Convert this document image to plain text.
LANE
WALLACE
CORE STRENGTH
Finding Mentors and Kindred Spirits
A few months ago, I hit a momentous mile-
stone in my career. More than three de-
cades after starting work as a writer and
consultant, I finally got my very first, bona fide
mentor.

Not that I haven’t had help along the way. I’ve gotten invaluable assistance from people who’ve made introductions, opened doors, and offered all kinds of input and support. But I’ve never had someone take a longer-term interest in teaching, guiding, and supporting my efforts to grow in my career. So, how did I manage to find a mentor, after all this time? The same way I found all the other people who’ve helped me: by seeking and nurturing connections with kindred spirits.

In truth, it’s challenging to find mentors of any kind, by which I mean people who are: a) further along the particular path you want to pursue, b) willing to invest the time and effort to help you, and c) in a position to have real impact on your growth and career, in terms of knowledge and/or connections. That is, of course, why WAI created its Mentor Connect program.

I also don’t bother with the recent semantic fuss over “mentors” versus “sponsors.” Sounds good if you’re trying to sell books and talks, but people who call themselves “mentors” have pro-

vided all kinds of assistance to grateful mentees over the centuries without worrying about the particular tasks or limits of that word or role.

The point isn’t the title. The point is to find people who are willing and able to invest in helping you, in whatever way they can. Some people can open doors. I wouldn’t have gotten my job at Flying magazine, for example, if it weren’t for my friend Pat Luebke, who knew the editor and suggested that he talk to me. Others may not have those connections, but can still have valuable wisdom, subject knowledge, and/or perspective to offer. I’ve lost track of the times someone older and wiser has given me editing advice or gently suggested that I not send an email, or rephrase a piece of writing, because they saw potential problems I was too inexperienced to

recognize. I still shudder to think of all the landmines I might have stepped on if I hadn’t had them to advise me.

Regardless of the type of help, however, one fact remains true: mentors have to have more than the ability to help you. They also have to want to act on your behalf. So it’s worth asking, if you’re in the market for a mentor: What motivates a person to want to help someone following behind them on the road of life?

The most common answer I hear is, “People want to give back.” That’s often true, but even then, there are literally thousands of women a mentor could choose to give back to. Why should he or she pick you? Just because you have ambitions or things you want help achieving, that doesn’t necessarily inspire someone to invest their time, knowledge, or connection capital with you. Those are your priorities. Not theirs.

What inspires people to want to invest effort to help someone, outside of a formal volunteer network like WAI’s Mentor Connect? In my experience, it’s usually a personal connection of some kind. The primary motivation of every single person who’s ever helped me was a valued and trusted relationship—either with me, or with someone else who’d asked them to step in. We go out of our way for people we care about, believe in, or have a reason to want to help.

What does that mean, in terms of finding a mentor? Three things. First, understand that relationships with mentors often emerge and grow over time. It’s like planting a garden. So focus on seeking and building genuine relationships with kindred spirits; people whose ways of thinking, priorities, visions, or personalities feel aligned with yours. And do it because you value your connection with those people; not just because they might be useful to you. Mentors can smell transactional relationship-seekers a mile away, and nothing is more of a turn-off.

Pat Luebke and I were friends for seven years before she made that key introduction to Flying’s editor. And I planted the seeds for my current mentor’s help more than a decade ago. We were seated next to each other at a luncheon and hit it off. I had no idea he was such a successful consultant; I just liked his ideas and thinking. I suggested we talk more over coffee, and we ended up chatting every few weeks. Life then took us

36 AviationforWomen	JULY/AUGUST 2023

**Requirements**
Return every line in the listing that contains the word "career".

**Result below**
stone in my career. More than three de-
Not that I haven’t had help along the way. I’ve gotten invaluable assistance from people who’ve made introductions, opened doors, and offered all kinds of input and support. But I’ve never had someone take a longer-term interest in teaching, guiding, and supporting my efforts to grow in my career. So, how did I manage to find a mentor, after all this time? The same way I found all the other people who’ve helped me: by seeking and nurturing connections with kindred spirits.
In truth, it’s challenging to find mentors of any kind, by which I mean people who are: a) further along the particular path you want to pursue, b) willing to invest the time and effort to help you, and c) in a position to have real impact on your growth and career, in terms of knowledge and/or connections. That is, of course, why WAI created its Mentor Connect program.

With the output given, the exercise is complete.